▶ Challenge: Return the material word for word. Do not include pictures.

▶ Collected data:
□ □ □ □ □
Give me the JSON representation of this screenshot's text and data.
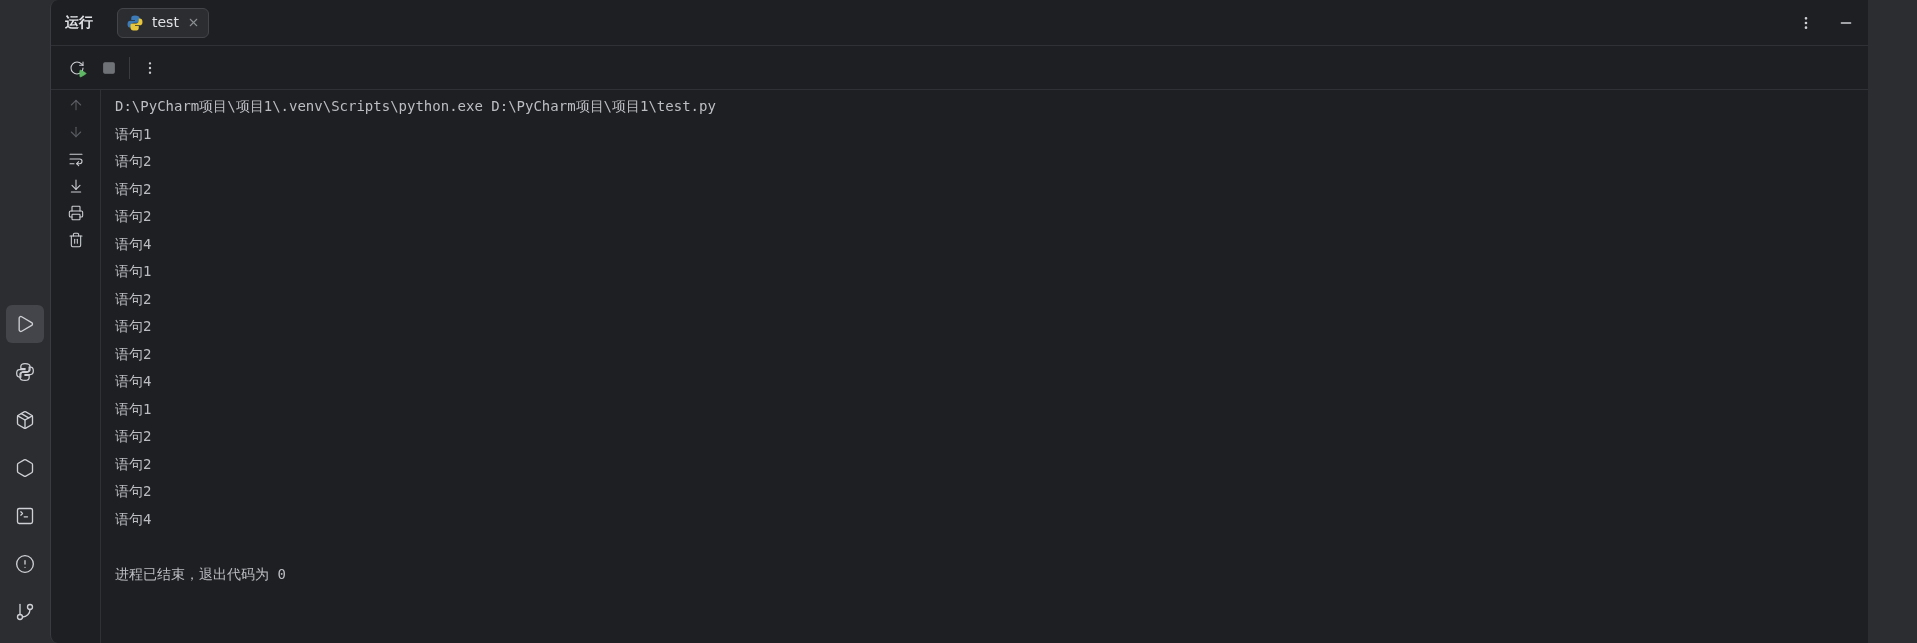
{
  "sidebar": {
    "items": [
      {
        "kind": "run",
        "selected": true
      },
      {
        "kind": "python",
        "selected": false
      },
      {
        "kind": "packages",
        "selected": false
      },
      {
        "kind": "services",
        "selected": false
      },
      {
        "kind": "terminal",
        "selected": false
      },
      {
        "kind": "problems",
        "selected": false
      },
      {
        "kind": "git",
        "selected": false
      }
    ]
  },
  "tool_window": {
    "title": "运行",
    "tabs": [
      {
        "label": "test",
        "selected": true
      }
    ]
  },
  "toolbar": [
    {
      "kind": "rerun",
      "disabled": false
    },
    {
      "kind": "stop",
      "disabled": true
    },
    {
      "kind": "more",
      "disabled": false
    }
  ],
  "gutter_tools": [
    {
      "kind": "up",
      "disabled": true
    },
    {
      "kind": "down",
      "disabled": true
    },
    {
      "kind": "wrap",
      "disabled": false
    },
    {
      "kind": "scroll-end",
      "disabled": false
    },
    {
      "kind": "print",
      "disabled": false
    },
    {
      "kind": "clear",
      "disabled": false
    }
  ],
  "console": {
    "lines": [
      "D:\\PyCharm项目\\项目1\\.venv\\Scripts\\python.exe D:\\PyCharm项目\\项目1\\test.py",
      "语句1",
      "语句2",
      "语句2",
      "语句2",
      "语句4",
      "语句1",
      "语句2",
      "语句2",
      "语句2",
      "语句4",
      "语句1",
      "语句2",
      "语句2",
      "语句2",
      "语句4"
    ],
    "exit_message": "进程已结束，退出代码为 0"
  }
}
□ □ □ □ □
▶ Result below:
Give me the JSON representation of this screenshot's text and data.
{
  "sidebar": {
    "items": [
      {
        "kind": "run",
        "selected": true
      },
      {
        "kind": "python",
        "selected": false
      },
      {
        "kind": "packages",
        "selected": false
      },
      {
        "kind": "services",
        "selected": false
      },
      {
        "kind": "terminal",
        "selected": false
      },
      {
        "kind": "problems",
        "selected": false
      },
      {
        "kind": "git",
        "selected": false
      }
    ]
  },
  "tool_window": {
    "title": "运行",
    "tabs": [
      {
        "label": "test",
        "selected": true
      }
    ]
  },
  "toolbar": [
    {
      "kind": "rerun",
      "disabled": false
    },
    {
      "kind": "stop",
      "disabled": true
    },
    {
      "kind": "more",
      "disabled": false
    }
  ],
  "gutter_tools": [
    {
      "kind": "up",
      "disabled": true
    },
    {
      "kind": "down",
      "disabled": true
    },
    {
      "kind": "wrap",
      "disabled": false
    },
    {
      "kind": "scroll-end",
      "disabled": false
    },
    {
      "kind": "print",
      "disabled": false
    },
    {
      "kind": "clear",
      "disabled": false
    }
  ],
  "console": {
    "lines": [
      "D:\\PyCharm项目\\项目1\\.venv\\Scripts\\python.exe D:\\PyCharm项目\\项目1\\test.py",
      "语句1",
      "语句2",
      "语句2",
      "语句2",
      "语句4",
      "语句1",
      "语句2",
      "语句2",
      "语句2",
      "语句4",
      "语句1",
      "语句2",
      "语句2",
      "语句2",
      "语句4"
    ],
    "exit_message": "进程已结束，退出代码为 0"
  }
}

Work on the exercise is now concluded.